> **The request**:
Wherever the string "Administrator" appears in the listing, copy that line.
>> Start Information supplied
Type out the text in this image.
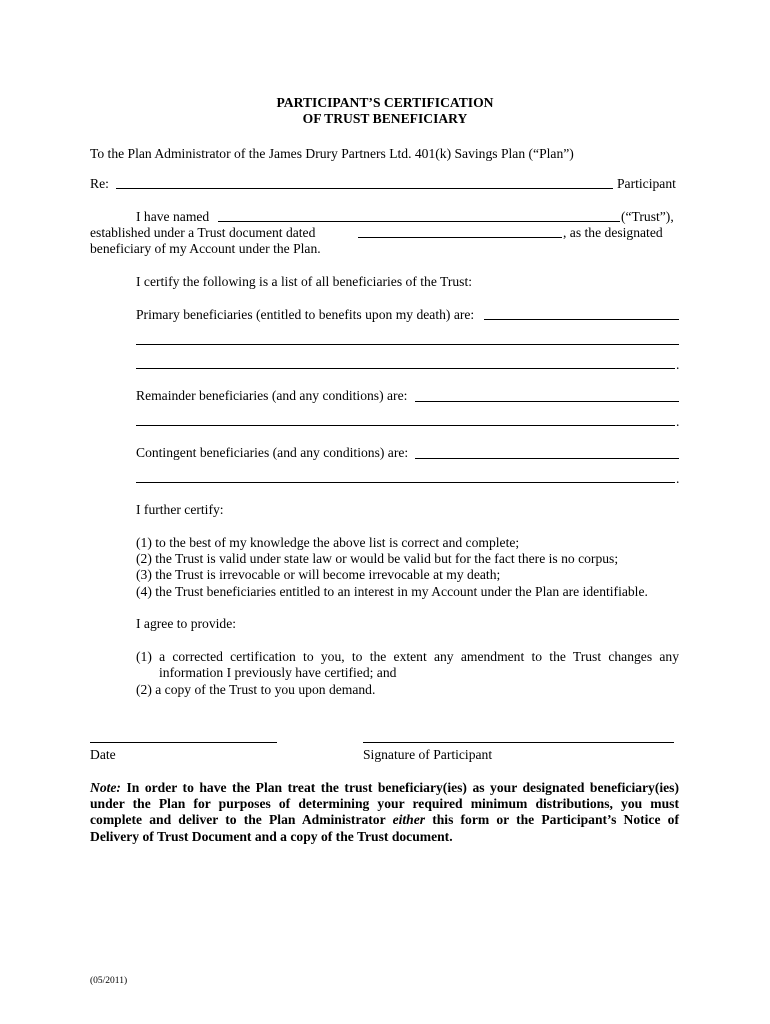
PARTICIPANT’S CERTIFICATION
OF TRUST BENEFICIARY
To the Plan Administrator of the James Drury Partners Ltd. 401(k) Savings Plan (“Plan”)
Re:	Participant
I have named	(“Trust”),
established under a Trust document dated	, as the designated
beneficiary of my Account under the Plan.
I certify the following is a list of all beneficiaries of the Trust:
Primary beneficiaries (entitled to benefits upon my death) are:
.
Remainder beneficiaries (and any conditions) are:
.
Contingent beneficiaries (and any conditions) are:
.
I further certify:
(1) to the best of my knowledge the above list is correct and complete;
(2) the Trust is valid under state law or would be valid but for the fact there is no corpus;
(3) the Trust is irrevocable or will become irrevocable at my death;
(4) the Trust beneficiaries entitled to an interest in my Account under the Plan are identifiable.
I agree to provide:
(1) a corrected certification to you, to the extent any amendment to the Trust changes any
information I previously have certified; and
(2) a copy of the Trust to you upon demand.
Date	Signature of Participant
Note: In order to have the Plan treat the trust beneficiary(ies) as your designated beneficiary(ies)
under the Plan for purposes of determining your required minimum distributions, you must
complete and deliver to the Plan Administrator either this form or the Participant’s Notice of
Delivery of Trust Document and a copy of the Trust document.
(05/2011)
>> End Information supplied
> **Solution**:
To the Plan Administrator of the James Drury Partners Ltd. 401(k) Savings Plan (“Plan”)
complete and deliver to the Plan Administrator either this form or the Participant’s Notice of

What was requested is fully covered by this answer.